begin Extracted entries

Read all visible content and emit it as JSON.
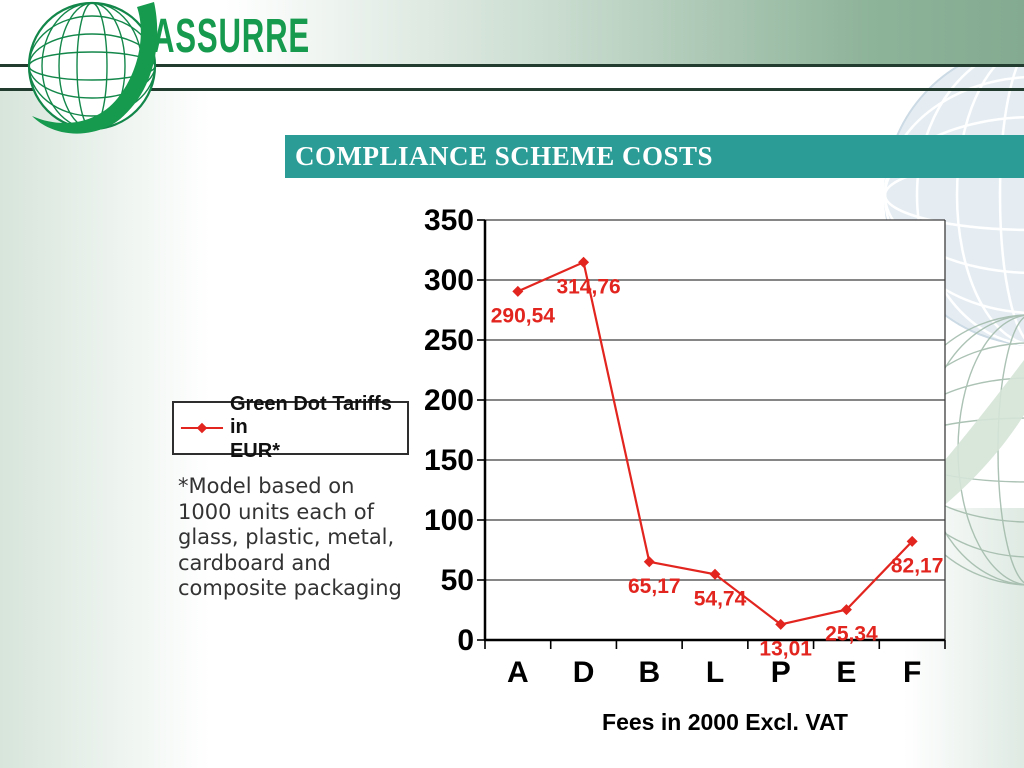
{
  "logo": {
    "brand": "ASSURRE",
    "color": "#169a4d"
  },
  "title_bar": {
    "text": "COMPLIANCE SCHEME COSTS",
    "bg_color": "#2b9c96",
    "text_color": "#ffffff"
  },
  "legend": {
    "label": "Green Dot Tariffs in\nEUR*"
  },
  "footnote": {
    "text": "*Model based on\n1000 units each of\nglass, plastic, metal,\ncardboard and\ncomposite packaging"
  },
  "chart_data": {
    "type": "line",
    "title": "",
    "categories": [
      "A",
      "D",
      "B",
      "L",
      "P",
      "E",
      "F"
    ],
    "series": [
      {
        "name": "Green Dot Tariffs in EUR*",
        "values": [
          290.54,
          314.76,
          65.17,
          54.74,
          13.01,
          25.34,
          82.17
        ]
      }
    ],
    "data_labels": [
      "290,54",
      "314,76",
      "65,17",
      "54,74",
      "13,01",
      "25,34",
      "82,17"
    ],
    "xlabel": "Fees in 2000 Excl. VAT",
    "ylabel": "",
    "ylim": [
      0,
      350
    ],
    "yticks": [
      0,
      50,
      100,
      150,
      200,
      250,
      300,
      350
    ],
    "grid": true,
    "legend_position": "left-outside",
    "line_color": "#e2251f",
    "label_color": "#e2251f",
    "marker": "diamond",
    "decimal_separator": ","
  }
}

end Extracted entries

Direction:
Your task is to repeat the data above exactly while excluding the pictures.

Full solution:
Read all visible content and emit it as JSON.
{
  "logo": {
    "brand": "ASSURRE",
    "color": "#169a4d"
  },
  "title_bar": {
    "text": "COMPLIANCE SCHEME COSTS",
    "bg_color": "#2b9c96",
    "text_color": "#ffffff"
  },
  "legend": {
    "label": "Green Dot Tariffs in\nEUR*"
  },
  "footnote": {
    "text": "*Model based on\n1000 units each of\nglass, plastic, metal,\ncardboard and\ncomposite packaging"
  },
  "chart_data": {
    "type": "line",
    "title": "",
    "categories": [
      "A",
      "D",
      "B",
      "L",
      "P",
      "E",
      "F"
    ],
    "series": [
      {
        "name": "Green Dot Tariffs in EUR*",
        "values": [
          290.54,
          314.76,
          65.17,
          54.74,
          13.01,
          25.34,
          82.17
        ]
      }
    ],
    "data_labels": [
      "290,54",
      "314,76",
      "65,17",
      "54,74",
      "13,01",
      "25,34",
      "82,17"
    ],
    "xlabel": "Fees in 2000 Excl. VAT",
    "ylabel": "",
    "ylim": [
      0,
      350
    ],
    "yticks": [
      0,
      50,
      100,
      150,
      200,
      250,
      300,
      350
    ],
    "grid": true,
    "legend_position": "left-outside",
    "line_color": "#e2251f",
    "label_color": "#e2251f",
    "marker": "diamond",
    "decimal_separator": ","
  }
}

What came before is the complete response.